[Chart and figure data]
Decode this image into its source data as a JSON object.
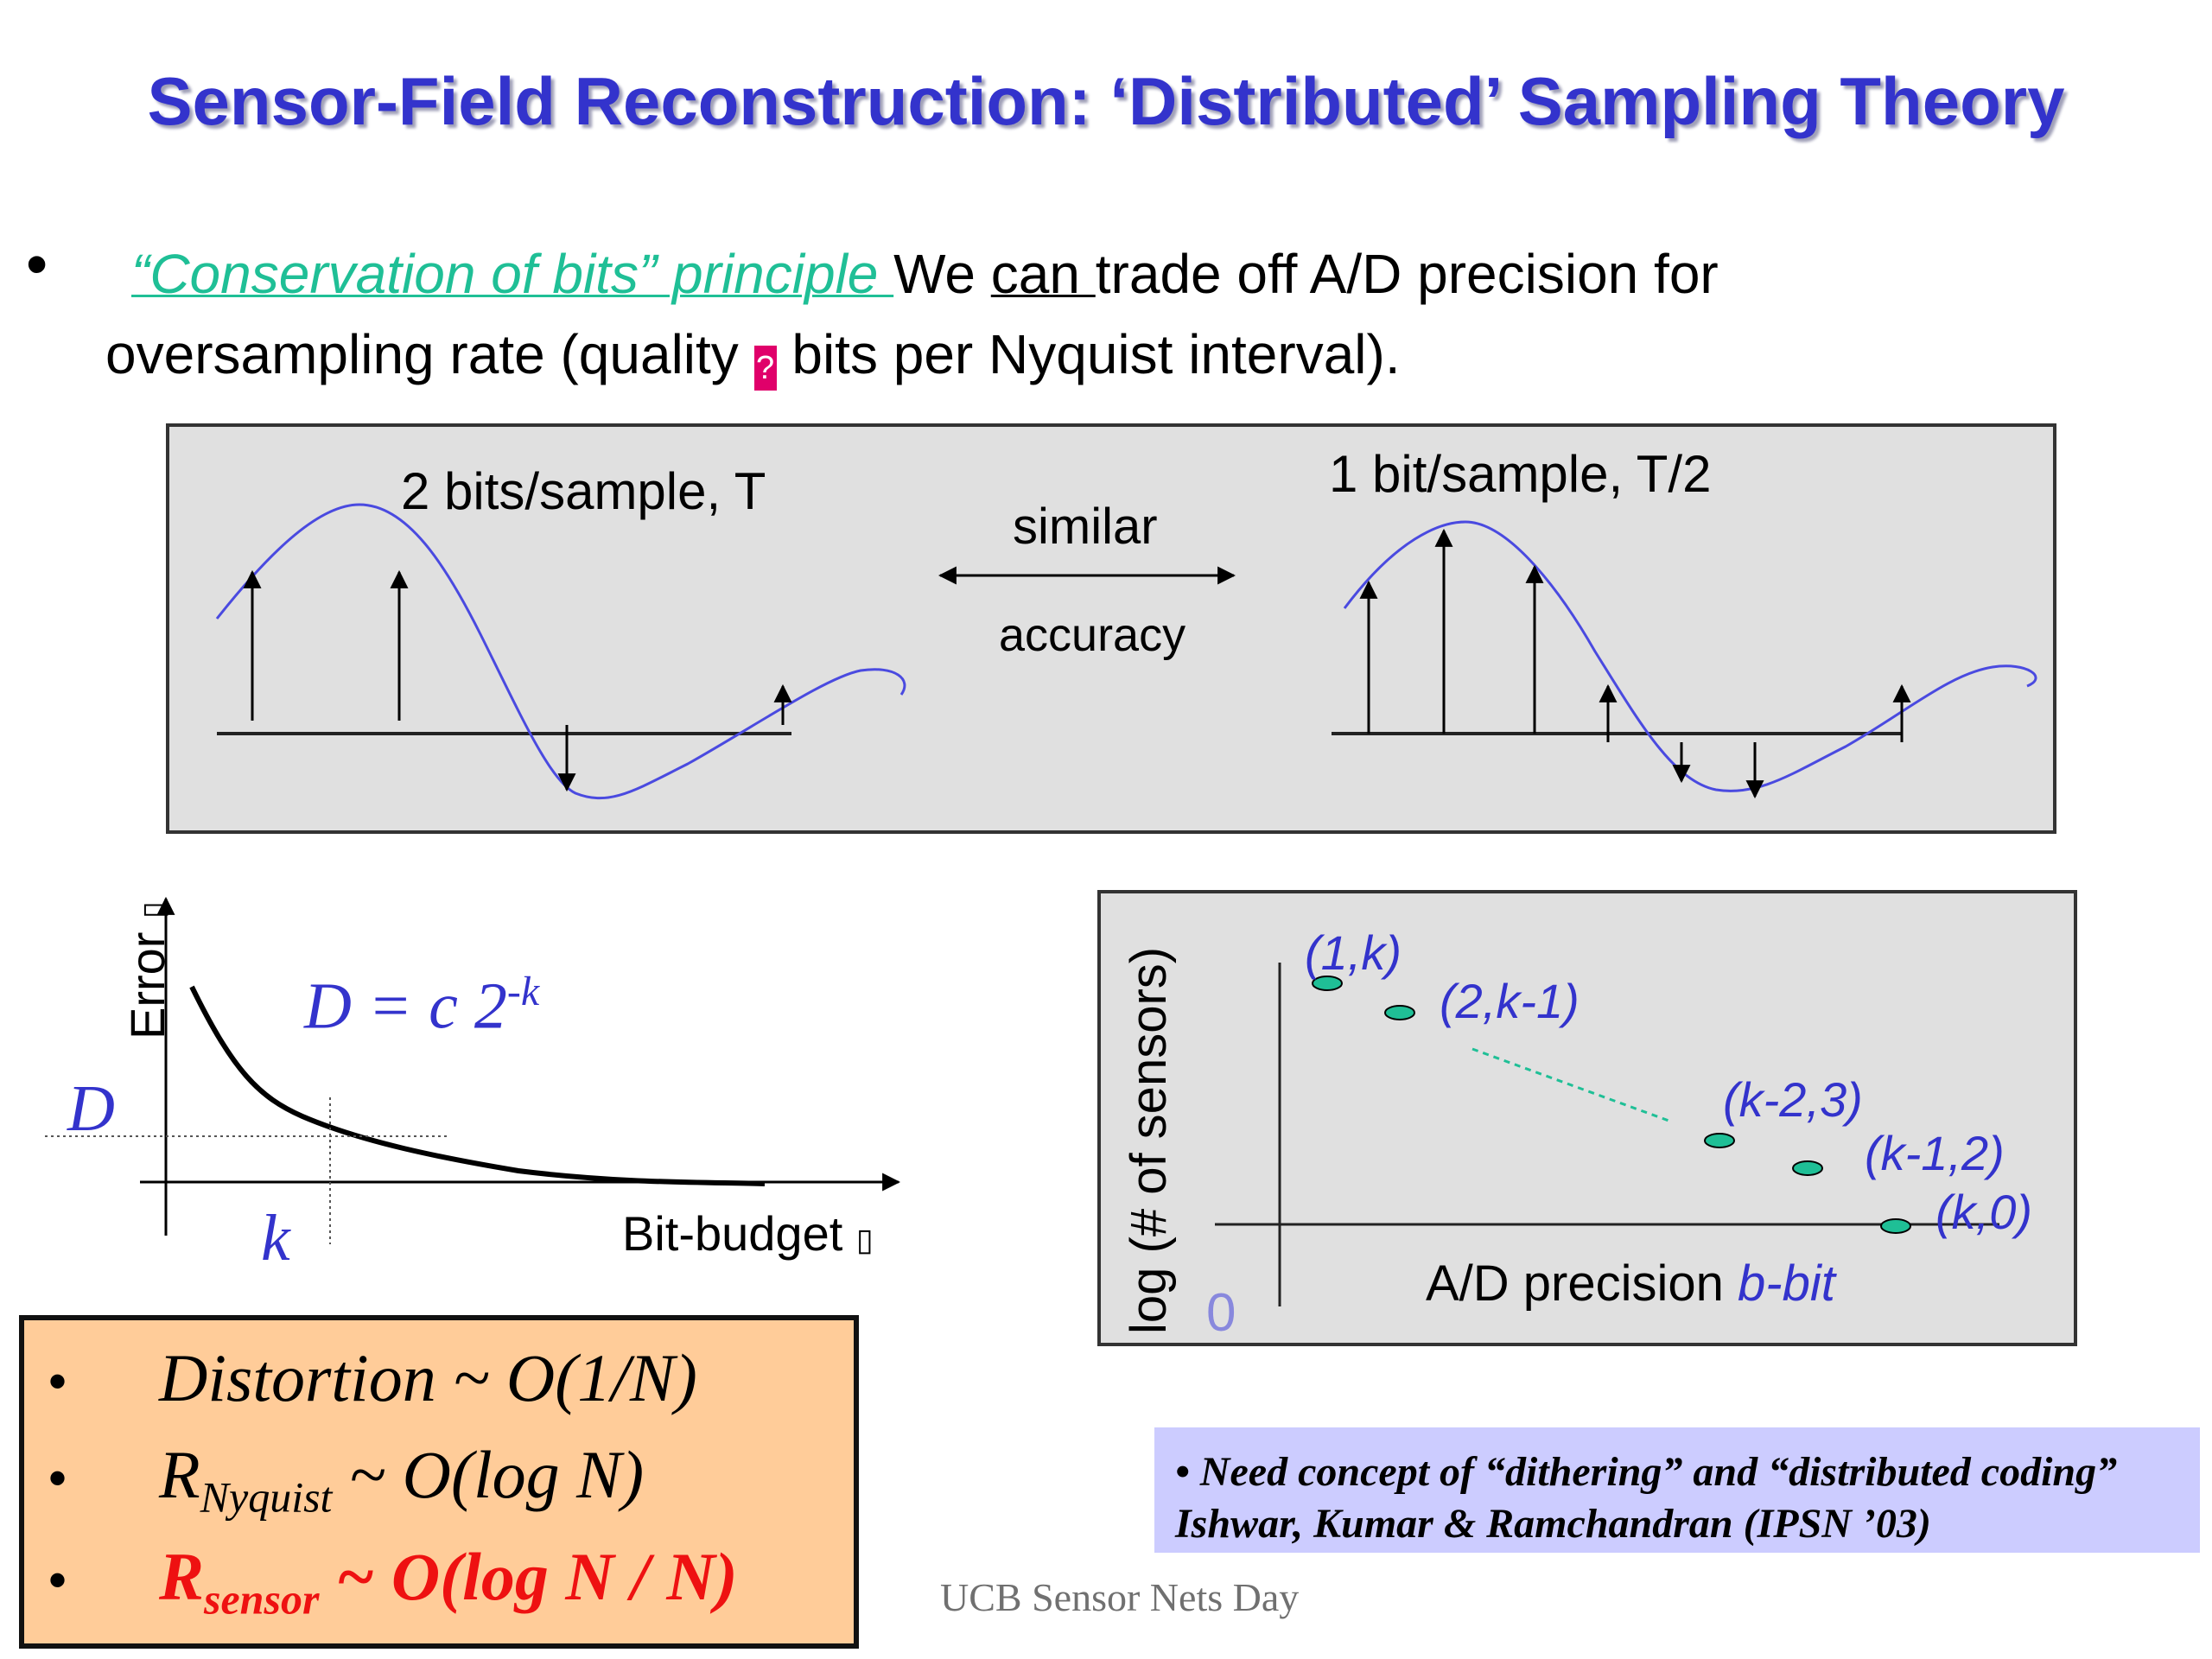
{
  "slide": {
    "title": "Sensor-Field Reconstruction: ‘Distributed’ Sampling Theory",
    "bullet_symbol": "•",
    "principle": "“Conservation of bits” principle ",
    "text_we": "We ",
    "text_can": "can ",
    "text_rest1": "trade off A/D precision for",
    "text_line2_a": "oversampling rate (quality ",
    "arrow_glyph": "?",
    "text_line2_b": " bits per Nyquist interval)."
  },
  "sampling_panel": {
    "left_label": "2 bits/sample, T",
    "right_label": "1  bit/sample, T/2",
    "center_top": "similar",
    "center_bottom": "accuracy"
  },
  "error_plot": {
    "ylabel": "Error",
    "ylabel_arrow": "▯",
    "formula_prefix": "D = c 2",
    "formula_exp": "-k",
    "d_label": "D",
    "k_label": "k",
    "xlabel": "Bit-budget",
    "xlabel_arrow": "▯"
  },
  "tradeoff_plot": {
    "ylabel": "log (# of sensors)",
    "xlabel": "A/D precision ",
    "xlabel_italic": "b-bit",
    "origin": "0",
    "points": [
      {
        "label": "(1,k)"
      },
      {
        "label": "(2,k-1)"
      },
      {
        "label": "(k-2,3)"
      },
      {
        "label": "(k-1,2)"
      },
      {
        "label": "(k,0)"
      }
    ]
  },
  "legend": {
    "items": [
      {
        "bullet": "•",
        "main": "Distortion ~ O(1/N)",
        "sub": "",
        "tail": ""
      },
      {
        "bullet": "•",
        "main": "R",
        "sub": "Nyquist",
        "tail": " ~ O(log N)"
      },
      {
        "bullet": "•",
        "main": "R",
        "sub": "sensor",
        "tail": " ~ O(log N / N)"
      }
    ],
    "colors": {
      "normal": "#000000",
      "highlight": "#ee1111"
    }
  },
  "note": {
    "line1": "•   Need concept of “dithering” and “distributed coding”",
    "line2": "Ishwar, Kumar & Ramchandran (IPSN ’03)"
  },
  "footer": "UCB Sensor Nets Day",
  "colors": {
    "title": "#3333cc",
    "accent_green": "#1fbf96",
    "curve_blue": "#4a4ae0",
    "panel_bg": "#e0e0e0"
  }
}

## Brief
Take the listing and print it again exactly, but without any pictures.

## Correct response
Decode this image into its source data as a JSON object.
{
  "slide": {
    "title": "Sensor-Field Reconstruction: ‘Distributed’ Sampling Theory",
    "bullet_symbol": "•",
    "principle": "“Conservation of bits” principle ",
    "text_we": "We ",
    "text_can": "can ",
    "text_rest1": "trade off A/D precision for",
    "text_line2_a": "oversampling rate (quality ",
    "arrow_glyph": "?",
    "text_line2_b": " bits per Nyquist interval)."
  },
  "sampling_panel": {
    "left_label": "2 bits/sample, T",
    "right_label": "1  bit/sample, T/2",
    "center_top": "similar",
    "center_bottom": "accuracy"
  },
  "error_plot": {
    "ylabel": "Error",
    "ylabel_arrow": "▯",
    "formula_prefix": "D = c 2",
    "formula_exp": "-k",
    "d_label": "D",
    "k_label": "k",
    "xlabel": "Bit-budget",
    "xlabel_arrow": "▯"
  },
  "tradeoff_plot": {
    "ylabel": "log (# of sensors)",
    "xlabel": "A/D precision ",
    "xlabel_italic": "b-bit",
    "origin": "0",
    "points": [
      {
        "label": "(1,k)"
      },
      {
        "label": "(2,k-1)"
      },
      {
        "label": "(k-2,3)"
      },
      {
        "label": "(k-1,2)"
      },
      {
        "label": "(k,0)"
      }
    ]
  },
  "legend": {
    "items": [
      {
        "bullet": "•",
        "main": "Distortion ~ O(1/N)",
        "sub": "",
        "tail": ""
      },
      {
        "bullet": "•",
        "main": "R",
        "sub": "Nyquist",
        "tail": " ~ O(log N)"
      },
      {
        "bullet": "•",
        "main": "R",
        "sub": "sensor",
        "tail": " ~ O(log N / N)"
      }
    ],
    "colors": {
      "normal": "#000000",
      "highlight": "#ee1111"
    }
  },
  "note": {
    "line1": "•   Need concept of “dithering” and “distributed coding”",
    "line2": "Ishwar, Kumar & Ramchandran (IPSN ’03)"
  },
  "footer": "UCB Sensor Nets Day",
  "colors": {
    "title": "#3333cc",
    "accent_green": "#1fbf96",
    "curve_blue": "#4a4ae0",
    "panel_bg": "#e0e0e0"
  }
}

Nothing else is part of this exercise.